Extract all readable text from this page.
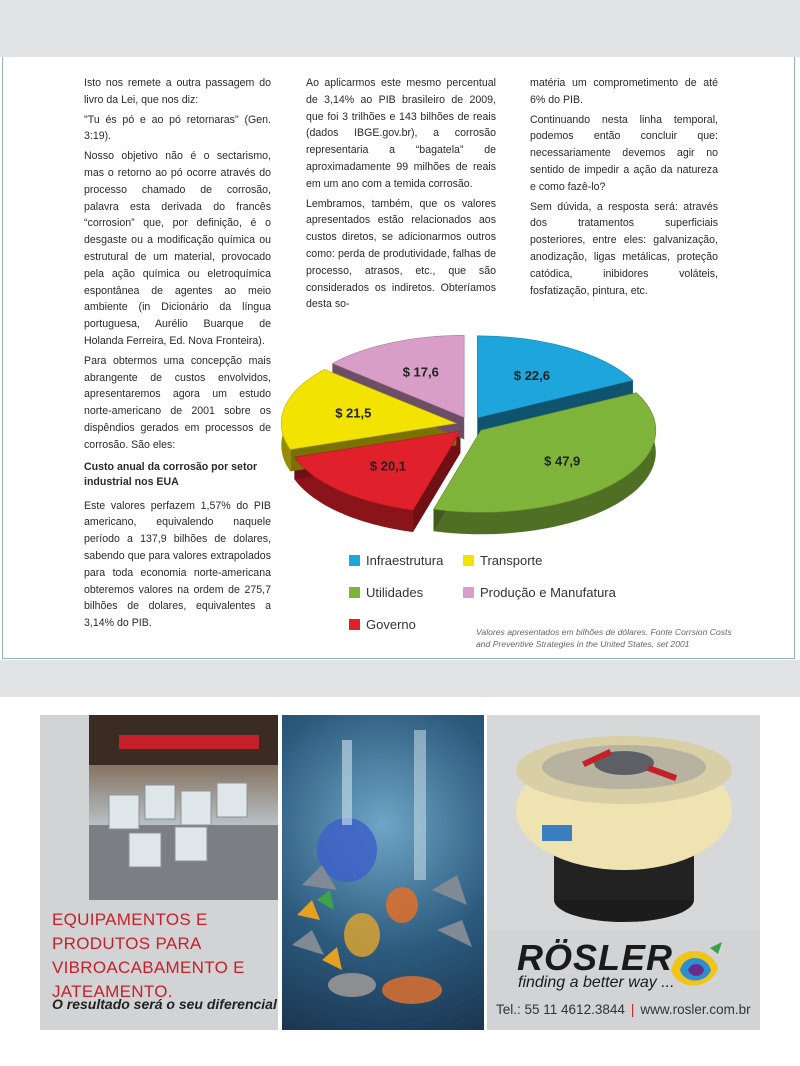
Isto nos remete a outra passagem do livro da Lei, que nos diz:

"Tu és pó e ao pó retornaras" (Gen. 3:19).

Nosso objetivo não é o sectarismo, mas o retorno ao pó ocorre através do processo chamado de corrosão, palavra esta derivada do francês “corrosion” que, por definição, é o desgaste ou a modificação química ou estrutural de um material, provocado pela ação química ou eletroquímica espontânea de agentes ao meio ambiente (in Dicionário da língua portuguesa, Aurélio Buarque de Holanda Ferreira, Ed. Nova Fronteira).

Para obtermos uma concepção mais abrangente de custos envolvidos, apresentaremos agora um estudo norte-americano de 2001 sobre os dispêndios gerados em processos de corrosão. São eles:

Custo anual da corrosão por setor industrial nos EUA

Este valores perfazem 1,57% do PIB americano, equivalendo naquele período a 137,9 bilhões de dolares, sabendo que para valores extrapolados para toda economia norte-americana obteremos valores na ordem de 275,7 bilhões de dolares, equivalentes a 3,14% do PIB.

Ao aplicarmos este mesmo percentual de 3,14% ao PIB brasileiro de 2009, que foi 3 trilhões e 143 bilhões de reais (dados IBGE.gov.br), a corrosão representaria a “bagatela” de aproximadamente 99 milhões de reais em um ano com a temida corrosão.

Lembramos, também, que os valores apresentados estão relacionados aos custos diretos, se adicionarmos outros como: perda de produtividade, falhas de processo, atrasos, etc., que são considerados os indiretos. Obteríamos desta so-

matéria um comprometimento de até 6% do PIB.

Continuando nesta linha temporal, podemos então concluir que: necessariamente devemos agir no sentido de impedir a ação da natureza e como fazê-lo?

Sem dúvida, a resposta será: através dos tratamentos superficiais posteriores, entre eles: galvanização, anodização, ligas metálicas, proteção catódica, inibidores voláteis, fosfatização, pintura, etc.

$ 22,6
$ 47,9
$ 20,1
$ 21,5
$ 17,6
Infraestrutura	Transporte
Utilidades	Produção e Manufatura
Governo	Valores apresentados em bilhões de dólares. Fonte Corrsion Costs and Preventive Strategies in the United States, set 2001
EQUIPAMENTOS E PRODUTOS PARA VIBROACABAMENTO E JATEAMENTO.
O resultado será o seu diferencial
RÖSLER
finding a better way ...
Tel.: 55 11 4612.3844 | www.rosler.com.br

################

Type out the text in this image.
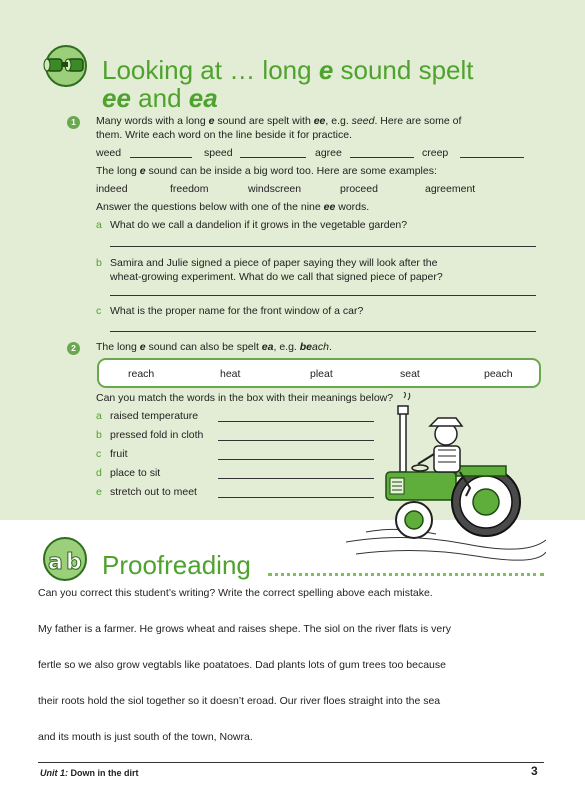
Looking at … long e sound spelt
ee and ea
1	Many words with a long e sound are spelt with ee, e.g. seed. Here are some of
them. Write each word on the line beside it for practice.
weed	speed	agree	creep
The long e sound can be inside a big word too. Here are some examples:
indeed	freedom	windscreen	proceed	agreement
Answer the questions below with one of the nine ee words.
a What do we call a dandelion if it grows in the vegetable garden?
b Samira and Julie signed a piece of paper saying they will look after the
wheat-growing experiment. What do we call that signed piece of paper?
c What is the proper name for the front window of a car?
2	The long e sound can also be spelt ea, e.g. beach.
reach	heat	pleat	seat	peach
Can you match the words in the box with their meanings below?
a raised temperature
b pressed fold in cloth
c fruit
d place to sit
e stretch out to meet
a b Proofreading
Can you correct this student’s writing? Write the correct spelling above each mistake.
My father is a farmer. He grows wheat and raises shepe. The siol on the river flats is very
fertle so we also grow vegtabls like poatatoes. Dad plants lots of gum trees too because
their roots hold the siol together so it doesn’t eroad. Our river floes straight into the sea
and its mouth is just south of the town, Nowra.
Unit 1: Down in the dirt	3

################

Pick out every line of the listing containing the word "signed", and show those lines.

b Samira and Julie signed a piece of paper saying they will look after the
wheat-growing experiment. What do we call that signed piece of paper?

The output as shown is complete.